EXERCISE AIM ->
Copy the data below word for word, beginning at the line that contains "Patent image size: (867, 544)." and stopping after the line that contains "The recess 1960 is at (482, 345).".

━━━━━━━━━━━━━━━━

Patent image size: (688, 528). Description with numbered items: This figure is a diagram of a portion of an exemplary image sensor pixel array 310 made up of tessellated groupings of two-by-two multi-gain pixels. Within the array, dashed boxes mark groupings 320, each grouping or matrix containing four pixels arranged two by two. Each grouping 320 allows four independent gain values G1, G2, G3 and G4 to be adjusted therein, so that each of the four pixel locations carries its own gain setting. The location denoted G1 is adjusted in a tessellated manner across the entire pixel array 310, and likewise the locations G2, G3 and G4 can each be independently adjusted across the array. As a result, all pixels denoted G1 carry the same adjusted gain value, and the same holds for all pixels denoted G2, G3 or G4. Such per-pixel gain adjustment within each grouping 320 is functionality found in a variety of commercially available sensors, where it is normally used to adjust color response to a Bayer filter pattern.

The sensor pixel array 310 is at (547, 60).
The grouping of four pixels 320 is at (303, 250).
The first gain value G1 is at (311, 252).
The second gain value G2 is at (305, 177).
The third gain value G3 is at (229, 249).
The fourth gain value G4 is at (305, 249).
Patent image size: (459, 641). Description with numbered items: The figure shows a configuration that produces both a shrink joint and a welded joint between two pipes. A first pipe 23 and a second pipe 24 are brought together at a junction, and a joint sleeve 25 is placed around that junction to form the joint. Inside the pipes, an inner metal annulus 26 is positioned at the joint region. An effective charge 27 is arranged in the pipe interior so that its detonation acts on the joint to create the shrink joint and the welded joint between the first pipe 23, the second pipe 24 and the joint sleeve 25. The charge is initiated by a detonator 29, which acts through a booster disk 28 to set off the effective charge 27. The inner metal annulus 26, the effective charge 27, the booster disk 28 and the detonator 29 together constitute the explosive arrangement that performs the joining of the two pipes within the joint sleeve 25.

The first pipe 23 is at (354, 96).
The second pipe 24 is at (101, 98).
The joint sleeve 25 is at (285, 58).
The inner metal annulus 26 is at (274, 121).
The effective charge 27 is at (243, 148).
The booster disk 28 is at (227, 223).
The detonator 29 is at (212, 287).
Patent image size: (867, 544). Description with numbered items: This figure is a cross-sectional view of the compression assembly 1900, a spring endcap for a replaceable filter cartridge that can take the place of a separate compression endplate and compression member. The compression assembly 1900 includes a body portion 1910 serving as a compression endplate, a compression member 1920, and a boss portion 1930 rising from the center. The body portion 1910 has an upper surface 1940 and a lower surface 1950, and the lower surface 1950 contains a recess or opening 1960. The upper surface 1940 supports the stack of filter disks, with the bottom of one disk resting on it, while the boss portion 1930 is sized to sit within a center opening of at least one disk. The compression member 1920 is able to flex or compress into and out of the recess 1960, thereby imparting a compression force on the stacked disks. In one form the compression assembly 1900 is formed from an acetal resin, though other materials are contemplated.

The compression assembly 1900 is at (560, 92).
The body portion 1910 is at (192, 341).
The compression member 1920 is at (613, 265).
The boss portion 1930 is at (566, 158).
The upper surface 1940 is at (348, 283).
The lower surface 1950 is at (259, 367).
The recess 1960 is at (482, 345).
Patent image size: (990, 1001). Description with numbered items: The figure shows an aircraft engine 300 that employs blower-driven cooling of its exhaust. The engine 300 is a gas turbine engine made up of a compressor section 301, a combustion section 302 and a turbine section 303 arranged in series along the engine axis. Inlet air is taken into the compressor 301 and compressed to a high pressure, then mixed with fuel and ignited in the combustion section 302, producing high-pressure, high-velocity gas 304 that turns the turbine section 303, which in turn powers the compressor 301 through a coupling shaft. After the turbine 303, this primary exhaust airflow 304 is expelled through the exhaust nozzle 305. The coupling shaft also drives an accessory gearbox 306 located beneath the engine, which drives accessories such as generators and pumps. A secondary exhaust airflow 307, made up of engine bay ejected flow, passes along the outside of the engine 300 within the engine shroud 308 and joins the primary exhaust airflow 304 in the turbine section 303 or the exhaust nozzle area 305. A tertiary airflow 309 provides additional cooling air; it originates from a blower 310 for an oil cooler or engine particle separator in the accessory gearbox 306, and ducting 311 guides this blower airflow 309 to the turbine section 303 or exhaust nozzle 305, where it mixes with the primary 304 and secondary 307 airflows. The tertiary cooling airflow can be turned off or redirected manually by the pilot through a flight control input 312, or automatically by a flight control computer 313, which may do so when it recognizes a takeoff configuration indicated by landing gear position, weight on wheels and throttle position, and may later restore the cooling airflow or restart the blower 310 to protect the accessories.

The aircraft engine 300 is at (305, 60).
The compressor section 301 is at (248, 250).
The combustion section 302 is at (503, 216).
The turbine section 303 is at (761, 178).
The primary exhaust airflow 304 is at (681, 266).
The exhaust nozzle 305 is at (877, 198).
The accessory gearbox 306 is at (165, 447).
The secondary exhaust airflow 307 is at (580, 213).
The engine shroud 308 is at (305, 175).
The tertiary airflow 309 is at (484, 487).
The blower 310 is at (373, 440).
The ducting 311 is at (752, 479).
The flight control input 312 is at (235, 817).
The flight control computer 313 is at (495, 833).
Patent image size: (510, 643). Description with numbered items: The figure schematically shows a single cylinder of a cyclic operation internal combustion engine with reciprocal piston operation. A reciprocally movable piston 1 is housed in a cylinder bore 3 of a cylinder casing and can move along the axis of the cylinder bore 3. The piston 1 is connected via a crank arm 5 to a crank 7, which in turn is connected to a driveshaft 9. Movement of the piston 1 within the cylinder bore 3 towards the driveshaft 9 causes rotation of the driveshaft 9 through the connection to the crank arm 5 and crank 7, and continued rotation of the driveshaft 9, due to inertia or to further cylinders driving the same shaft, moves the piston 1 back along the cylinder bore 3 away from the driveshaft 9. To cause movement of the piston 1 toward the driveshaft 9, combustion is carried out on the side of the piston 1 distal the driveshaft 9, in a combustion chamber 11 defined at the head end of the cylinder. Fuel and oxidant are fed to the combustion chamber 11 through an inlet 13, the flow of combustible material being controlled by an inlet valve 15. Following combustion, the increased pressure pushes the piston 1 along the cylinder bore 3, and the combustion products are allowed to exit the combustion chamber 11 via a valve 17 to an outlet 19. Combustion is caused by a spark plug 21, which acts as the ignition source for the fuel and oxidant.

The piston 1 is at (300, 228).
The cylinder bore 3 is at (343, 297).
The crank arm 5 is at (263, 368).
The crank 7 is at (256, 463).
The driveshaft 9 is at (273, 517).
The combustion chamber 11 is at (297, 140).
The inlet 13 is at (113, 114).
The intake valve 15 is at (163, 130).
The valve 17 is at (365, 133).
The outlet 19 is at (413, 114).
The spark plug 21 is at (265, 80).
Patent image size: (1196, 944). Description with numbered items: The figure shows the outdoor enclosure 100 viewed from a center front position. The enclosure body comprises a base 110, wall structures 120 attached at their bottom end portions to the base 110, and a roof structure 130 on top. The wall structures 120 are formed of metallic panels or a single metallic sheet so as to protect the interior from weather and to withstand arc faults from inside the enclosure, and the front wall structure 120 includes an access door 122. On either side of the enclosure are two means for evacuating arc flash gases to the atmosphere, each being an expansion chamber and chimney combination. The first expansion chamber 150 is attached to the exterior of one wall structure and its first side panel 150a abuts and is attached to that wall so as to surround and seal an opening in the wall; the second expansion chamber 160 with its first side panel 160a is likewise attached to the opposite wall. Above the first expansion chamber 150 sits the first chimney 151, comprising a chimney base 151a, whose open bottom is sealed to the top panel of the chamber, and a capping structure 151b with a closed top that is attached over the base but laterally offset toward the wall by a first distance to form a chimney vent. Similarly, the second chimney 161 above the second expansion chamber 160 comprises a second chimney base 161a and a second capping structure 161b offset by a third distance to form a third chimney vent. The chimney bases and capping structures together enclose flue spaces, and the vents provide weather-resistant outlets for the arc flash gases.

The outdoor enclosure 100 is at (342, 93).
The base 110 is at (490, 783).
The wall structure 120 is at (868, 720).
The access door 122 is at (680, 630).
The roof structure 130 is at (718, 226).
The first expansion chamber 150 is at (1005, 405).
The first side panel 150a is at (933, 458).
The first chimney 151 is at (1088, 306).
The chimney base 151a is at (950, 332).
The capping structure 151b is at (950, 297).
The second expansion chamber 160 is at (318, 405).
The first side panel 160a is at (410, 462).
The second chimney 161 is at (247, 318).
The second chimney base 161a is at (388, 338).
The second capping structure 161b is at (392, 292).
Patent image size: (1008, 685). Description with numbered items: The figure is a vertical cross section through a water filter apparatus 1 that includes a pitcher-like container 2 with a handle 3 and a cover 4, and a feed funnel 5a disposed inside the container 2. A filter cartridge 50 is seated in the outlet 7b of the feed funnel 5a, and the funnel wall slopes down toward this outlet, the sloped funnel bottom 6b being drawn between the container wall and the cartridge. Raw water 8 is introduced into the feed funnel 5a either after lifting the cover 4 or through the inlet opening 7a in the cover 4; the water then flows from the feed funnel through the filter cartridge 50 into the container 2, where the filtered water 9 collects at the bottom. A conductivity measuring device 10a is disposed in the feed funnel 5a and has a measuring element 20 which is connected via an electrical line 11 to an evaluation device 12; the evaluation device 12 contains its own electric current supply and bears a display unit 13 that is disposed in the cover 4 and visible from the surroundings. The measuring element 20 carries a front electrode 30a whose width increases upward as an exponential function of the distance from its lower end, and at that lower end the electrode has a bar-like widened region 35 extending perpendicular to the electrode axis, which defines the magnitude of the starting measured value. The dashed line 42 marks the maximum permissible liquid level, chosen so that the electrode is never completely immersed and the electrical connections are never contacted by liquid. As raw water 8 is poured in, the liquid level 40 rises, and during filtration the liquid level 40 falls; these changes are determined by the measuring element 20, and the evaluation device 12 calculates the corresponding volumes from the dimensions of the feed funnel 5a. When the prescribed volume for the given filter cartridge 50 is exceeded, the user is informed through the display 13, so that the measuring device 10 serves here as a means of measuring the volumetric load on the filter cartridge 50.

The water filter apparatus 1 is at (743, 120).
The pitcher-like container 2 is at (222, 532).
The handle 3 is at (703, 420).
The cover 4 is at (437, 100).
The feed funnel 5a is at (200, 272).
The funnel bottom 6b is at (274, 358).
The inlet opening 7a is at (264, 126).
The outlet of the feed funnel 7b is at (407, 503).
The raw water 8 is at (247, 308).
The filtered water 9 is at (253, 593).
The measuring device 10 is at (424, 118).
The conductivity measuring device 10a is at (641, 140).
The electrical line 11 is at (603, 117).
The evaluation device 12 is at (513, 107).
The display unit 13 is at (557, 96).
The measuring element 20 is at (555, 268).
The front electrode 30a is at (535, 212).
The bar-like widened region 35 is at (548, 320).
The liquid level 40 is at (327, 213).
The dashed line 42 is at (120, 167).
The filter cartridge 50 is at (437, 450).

━━━━━━━━━━━━━━━━

ANSWER TO THE EXERCISE ->
Patent image size: (867, 544). Description with numbered items: This figure is a cross-sectional view of the compression assembly 1900, a spring endcap for a replaceable filter cartridge that can take the place of a separate compression endplate and compression member. The compression assembly 1900 includes a body portion 1910 serving as a compression endplate, a compression member 1920, and a boss portion 1930 rising from the center. The body portion 1910 has an upper surface 1940 and a lower surface 1950, and the lower surface 1950 contains a recess or opening 1960. The upper surface 1940 supports the stack of filter disks, with the bottom of one disk resting on it, while the boss portion 1930 is sized to sit within a center opening of at least one disk. The compression member 1920 is able to flex or compress into and out of the recess 1960, thereby imparting a compression force on the stacked disks. In one form the compression assembly 1900 is formed from an acetal resin, though other materials are contemplated.

The compression assembly 1900 is at (560, 92).
The body portion 1910 is at (192, 341).
The compression member 1920 is at (613, 265).
The boss portion 1930 is at (566, 158).
The upper surface 1940 is at (348, 283).
The lower surface 1950 is at (259, 367).
The recess 1960 is at (482, 345).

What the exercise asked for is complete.